The task:
Answer with nothing but the number of lines that include the word "JSON".
━━━━━━━━━━━━━━━━━━━━━━━━━━━━━━
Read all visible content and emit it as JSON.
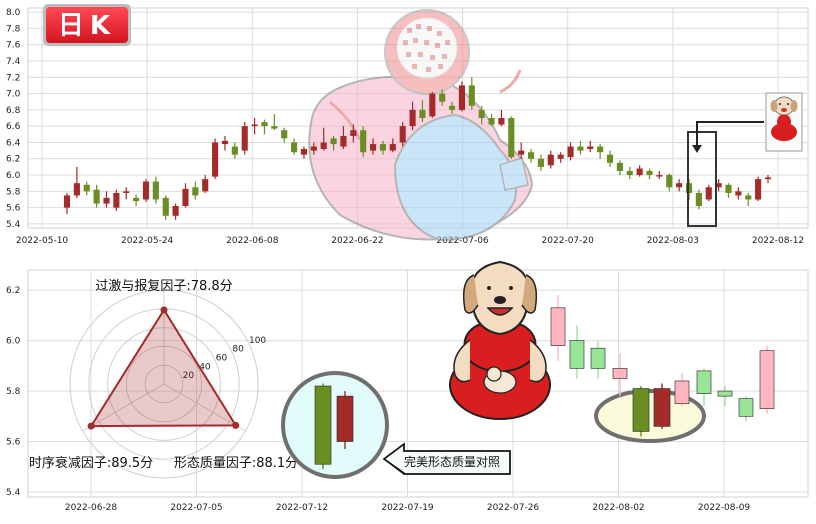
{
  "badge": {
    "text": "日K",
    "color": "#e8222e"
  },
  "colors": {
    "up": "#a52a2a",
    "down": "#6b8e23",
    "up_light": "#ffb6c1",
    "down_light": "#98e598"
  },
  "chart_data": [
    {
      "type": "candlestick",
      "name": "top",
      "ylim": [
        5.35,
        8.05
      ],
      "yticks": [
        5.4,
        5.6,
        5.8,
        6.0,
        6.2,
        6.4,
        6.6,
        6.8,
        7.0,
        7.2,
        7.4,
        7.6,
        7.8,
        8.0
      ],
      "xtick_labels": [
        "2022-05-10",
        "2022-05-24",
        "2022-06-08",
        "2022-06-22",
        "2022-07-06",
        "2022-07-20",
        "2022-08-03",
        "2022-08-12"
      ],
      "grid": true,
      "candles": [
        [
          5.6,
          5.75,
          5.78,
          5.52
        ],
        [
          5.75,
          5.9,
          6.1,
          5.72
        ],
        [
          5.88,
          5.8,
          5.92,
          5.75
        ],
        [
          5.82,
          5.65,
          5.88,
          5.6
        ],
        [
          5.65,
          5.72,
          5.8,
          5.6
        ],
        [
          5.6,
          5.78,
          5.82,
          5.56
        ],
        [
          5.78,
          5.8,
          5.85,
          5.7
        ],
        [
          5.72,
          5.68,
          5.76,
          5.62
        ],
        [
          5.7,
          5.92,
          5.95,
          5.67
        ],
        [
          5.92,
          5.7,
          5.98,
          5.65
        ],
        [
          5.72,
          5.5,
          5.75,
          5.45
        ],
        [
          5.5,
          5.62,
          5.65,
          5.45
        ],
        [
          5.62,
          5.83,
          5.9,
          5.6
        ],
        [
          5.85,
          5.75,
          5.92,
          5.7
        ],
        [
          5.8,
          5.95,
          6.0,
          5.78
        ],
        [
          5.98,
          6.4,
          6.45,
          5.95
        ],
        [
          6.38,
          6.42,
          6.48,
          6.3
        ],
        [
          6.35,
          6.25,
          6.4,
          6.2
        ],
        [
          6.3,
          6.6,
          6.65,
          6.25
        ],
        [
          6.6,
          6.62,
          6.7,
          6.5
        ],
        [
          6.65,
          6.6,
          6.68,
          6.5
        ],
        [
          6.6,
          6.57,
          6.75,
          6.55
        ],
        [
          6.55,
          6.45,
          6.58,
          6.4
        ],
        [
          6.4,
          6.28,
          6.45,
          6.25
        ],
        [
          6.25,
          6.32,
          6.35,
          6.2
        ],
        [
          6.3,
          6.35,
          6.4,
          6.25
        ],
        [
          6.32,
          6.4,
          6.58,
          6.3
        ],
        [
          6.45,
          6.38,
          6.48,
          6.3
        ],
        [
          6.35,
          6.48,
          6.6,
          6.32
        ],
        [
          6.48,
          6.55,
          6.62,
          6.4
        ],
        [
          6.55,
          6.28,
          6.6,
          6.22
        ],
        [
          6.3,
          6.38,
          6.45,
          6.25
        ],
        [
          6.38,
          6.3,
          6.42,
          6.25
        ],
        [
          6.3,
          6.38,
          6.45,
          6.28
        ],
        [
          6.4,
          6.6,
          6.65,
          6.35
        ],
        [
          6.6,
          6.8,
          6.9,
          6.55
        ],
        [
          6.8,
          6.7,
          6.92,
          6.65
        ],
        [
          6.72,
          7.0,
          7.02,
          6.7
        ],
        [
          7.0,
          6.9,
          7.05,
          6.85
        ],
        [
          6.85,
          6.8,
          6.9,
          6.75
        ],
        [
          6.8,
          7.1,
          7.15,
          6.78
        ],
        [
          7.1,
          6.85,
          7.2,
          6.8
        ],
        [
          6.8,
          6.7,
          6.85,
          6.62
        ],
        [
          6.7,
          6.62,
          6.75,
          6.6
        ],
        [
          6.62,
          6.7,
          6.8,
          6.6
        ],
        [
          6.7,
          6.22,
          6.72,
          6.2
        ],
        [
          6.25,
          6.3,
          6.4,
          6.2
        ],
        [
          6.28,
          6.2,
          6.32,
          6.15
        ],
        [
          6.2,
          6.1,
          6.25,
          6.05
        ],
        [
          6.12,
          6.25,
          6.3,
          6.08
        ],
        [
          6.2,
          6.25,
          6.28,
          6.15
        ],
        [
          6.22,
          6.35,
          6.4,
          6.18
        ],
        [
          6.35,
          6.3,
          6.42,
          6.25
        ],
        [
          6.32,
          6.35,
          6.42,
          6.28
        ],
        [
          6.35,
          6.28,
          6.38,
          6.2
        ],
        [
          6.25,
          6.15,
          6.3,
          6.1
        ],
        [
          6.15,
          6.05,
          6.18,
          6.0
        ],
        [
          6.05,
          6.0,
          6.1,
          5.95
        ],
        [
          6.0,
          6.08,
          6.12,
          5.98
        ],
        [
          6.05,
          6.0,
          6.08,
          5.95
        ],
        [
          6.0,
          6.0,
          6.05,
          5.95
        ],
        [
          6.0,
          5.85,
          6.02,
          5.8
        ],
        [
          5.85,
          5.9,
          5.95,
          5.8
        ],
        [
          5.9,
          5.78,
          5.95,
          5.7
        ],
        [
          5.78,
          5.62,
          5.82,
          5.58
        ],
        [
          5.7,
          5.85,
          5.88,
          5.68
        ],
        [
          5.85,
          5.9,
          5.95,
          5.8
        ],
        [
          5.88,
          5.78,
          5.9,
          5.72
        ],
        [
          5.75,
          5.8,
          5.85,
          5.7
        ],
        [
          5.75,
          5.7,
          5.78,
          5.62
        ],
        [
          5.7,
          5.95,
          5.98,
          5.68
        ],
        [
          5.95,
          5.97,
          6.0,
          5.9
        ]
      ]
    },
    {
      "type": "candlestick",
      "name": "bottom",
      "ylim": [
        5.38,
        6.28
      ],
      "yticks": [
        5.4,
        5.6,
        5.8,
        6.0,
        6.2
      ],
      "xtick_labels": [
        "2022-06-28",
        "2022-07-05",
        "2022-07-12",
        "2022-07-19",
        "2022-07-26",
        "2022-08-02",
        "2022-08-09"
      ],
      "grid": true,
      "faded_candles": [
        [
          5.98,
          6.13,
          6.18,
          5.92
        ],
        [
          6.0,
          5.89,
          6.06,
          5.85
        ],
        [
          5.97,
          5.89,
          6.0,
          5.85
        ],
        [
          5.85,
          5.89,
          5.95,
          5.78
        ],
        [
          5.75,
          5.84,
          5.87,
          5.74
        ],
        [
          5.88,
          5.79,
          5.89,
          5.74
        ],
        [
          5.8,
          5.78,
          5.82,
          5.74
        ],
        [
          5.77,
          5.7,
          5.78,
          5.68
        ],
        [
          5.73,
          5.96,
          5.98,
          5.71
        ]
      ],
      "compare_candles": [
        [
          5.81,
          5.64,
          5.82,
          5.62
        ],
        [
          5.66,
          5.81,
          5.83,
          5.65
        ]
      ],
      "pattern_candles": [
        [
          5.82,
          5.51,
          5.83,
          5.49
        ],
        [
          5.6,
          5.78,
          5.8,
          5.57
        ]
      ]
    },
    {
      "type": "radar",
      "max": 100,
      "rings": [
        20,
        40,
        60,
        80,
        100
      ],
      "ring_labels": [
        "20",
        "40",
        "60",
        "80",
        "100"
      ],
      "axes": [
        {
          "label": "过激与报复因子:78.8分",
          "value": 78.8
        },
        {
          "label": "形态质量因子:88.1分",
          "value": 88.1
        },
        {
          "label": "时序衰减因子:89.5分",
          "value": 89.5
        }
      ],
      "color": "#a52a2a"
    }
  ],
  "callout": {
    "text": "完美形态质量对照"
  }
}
━━━━━━━━━━━━━━━━━━━━━━━━━━━━━━
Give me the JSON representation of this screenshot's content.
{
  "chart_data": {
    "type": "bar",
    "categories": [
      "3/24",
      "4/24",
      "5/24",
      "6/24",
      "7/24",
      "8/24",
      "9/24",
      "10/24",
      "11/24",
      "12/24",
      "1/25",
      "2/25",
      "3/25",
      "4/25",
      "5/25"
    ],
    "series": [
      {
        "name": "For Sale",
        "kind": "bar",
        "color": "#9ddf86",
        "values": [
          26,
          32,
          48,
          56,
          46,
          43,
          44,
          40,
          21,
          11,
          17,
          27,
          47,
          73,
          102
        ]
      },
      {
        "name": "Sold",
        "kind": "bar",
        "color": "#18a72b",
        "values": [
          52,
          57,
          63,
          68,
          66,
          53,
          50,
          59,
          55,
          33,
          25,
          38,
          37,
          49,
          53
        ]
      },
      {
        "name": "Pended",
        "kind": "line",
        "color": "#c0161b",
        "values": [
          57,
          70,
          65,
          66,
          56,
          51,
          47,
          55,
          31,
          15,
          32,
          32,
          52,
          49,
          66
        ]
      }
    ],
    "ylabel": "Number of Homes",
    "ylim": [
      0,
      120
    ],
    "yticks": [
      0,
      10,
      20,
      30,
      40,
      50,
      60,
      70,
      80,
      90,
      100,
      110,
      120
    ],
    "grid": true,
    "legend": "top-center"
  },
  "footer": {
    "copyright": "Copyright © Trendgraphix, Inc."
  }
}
━━━━━━━━━━━━━━━━━━━━━━━━━━━━━━
Solution:
2